--- Provided records ---
════════
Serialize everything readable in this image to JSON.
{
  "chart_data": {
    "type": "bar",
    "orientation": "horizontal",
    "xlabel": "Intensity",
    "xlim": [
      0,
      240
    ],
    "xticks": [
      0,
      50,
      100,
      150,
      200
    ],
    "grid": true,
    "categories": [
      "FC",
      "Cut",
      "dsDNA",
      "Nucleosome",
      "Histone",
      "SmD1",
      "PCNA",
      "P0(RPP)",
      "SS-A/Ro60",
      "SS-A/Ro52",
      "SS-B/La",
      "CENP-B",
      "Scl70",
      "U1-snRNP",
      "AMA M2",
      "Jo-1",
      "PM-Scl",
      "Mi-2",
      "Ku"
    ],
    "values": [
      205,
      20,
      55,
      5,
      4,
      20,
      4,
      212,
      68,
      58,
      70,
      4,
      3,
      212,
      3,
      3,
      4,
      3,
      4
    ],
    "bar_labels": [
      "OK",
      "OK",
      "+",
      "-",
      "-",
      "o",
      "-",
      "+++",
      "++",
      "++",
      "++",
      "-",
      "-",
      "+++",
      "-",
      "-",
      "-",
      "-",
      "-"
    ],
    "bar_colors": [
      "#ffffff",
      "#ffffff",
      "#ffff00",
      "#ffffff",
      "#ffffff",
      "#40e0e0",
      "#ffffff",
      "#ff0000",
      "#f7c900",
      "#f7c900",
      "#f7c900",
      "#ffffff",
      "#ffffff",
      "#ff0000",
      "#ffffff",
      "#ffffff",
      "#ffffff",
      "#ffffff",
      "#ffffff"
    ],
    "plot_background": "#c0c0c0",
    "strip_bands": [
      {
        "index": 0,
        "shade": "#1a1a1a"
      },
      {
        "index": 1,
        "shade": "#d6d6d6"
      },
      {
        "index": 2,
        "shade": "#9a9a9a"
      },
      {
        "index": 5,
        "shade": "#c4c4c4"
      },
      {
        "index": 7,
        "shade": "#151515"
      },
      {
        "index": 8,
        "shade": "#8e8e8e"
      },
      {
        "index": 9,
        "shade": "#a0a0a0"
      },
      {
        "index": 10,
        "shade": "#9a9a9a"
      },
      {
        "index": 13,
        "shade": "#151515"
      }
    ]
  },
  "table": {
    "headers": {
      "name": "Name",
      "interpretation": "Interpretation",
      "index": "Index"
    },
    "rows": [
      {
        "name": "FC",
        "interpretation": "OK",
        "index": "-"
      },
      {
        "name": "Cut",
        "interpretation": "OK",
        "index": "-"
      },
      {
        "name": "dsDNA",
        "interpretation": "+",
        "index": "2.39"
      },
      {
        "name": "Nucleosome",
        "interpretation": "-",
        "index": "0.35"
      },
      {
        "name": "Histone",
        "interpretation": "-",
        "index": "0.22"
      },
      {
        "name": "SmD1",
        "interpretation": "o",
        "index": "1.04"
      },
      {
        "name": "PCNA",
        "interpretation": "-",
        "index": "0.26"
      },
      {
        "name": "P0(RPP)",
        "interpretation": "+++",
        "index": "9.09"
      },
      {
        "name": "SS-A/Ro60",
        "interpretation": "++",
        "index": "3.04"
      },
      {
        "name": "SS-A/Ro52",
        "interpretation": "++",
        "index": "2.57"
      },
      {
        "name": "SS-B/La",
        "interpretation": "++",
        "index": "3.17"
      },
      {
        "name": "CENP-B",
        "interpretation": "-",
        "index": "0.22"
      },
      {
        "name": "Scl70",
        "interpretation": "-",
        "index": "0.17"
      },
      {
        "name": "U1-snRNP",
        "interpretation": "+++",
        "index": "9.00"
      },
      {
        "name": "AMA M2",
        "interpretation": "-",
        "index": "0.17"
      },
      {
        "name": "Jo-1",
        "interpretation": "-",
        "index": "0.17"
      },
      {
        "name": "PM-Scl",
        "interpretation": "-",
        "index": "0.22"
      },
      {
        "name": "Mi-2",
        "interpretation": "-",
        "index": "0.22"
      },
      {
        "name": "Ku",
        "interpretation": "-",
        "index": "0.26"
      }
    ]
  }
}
════════
--- Work to do ---
Write out every entry exactly as given.

--- Finished exercise ---
Serialize everything readable in this image to JSON.
{
  "chart_data": {
    "type": "bar",
    "orientation": "horizontal",
    "xlabel": "Intensity",
    "xlim": [
      0,
      240
    ],
    "xticks": [
      0,
      50,
      100,
      150,
      200
    ],
    "grid": true,
    "categories": [
      "FC",
      "Cut",
      "dsDNA",
      "Nucleosome",
      "Histone",
      "SmD1",
      "PCNA",
      "P0(RPP)",
      "SS-A/Ro60",
      "SS-A/Ro52",
      "SS-B/La",
      "CENP-B",
      "Scl70",
      "U1-snRNP",
      "AMA M2",
      "Jo-1",
      "PM-Scl",
      "Mi-2",
      "Ku"
    ],
    "values": [
      205,
      20,
      55,
      5,
      4,
      20,
      4,
      212,
      68,
      58,
      70,
      4,
      3,
      212,
      3,
      3,
      4,
      3,
      4
    ],
    "bar_labels": [
      "OK",
      "OK",
      "+",
      "-",
      "-",
      "o",
      "-",
      "+++",
      "++",
      "++",
      "++",
      "-",
      "-",
      "+++",
      "-",
      "-",
      "-",
      "-",
      "-"
    ],
    "bar_colors": [
      "#ffffff",
      "#ffffff",
      "#ffff00",
      "#ffffff",
      "#ffffff",
      "#40e0e0",
      "#ffffff",
      "#ff0000",
      "#f7c900",
      "#f7c900",
      "#f7c900",
      "#ffffff",
      "#ffffff",
      "#ff0000",
      "#ffffff",
      "#ffffff",
      "#ffffff",
      "#ffffff",
      "#ffffff"
    ],
    "plot_background": "#c0c0c0",
    "strip_bands": [
      {
        "index": 0,
        "shade": "#1a1a1a"
      },
      {
        "index": 1,
        "shade": "#d6d6d6"
      },
      {
        "index": 2,
        "shade": "#9a9a9a"
      },
      {
        "index": 5,
        "shade": "#c4c4c4"
      },
      {
        "index": 7,
        "shade": "#151515"
      },
      {
        "index": 8,
        "shade": "#8e8e8e"
      },
      {
        "index": 9,
        "shade": "#a0a0a0"
      },
      {
        "index": 10,
        "shade": "#9a9a9a"
      },
      {
        "index": 13,
        "shade": "#151515"
      }
    ]
  },
  "table": {
    "headers": {
      "name": "Name",
      "interpretation": "Interpretation",
      "index": "Index"
    },
    "rows": [
      {
        "name": "FC",
        "interpretation": "OK",
        "index": "-"
      },
      {
        "name": "Cut",
        "interpretation": "OK",
        "index": "-"
      },
      {
        "name": "dsDNA",
        "interpretation": "+",
        "index": "2.39"
      },
      {
        "name": "Nucleosome",
        "interpretation": "-",
        "index": "0.35"
      },
      {
        "name": "Histone",
        "interpretation": "-",
        "index": "0.22"
      },
      {
        "name": "SmD1",
        "interpretation": "o",
        "index": "1.04"
      },
      {
        "name": "PCNA",
        "interpretation": "-",
        "index": "0.26"
      },
      {
        "name": "P0(RPP)",
        "interpretation": "+++",
        "index": "9.09"
      },
      {
        "name": "SS-A/Ro60",
        "interpretation": "++",
        "index": "3.04"
      },
      {
        "name": "SS-A/Ro52",
        "interpretation": "++",
        "index": "2.57"
      },
      {
        "name": "SS-B/La",
        "interpretation": "++",
        "index": "3.17"
      },
      {
        "name": "CENP-B",
        "interpretation": "-",
        "index": "0.22"
      },
      {
        "name": "Scl70",
        "interpretation": "-",
        "index": "0.17"
      },
      {
        "name": "U1-snRNP",
        "interpretation": "+++",
        "index": "9.00"
      },
      {
        "name": "AMA M2",
        "interpretation": "-",
        "index": "0.17"
      },
      {
        "name": "Jo-1",
        "interpretation": "-",
        "index": "0.17"
      },
      {
        "name": "PM-Scl",
        "interpretation": "-",
        "index": "0.22"
      },
      {
        "name": "Mi-2",
        "interpretation": "-",
        "index": "0.22"
      },
      {
        "name": "Ku",
        "interpretation": "-",
        "index": "0.26"
      }
    ]
  }
}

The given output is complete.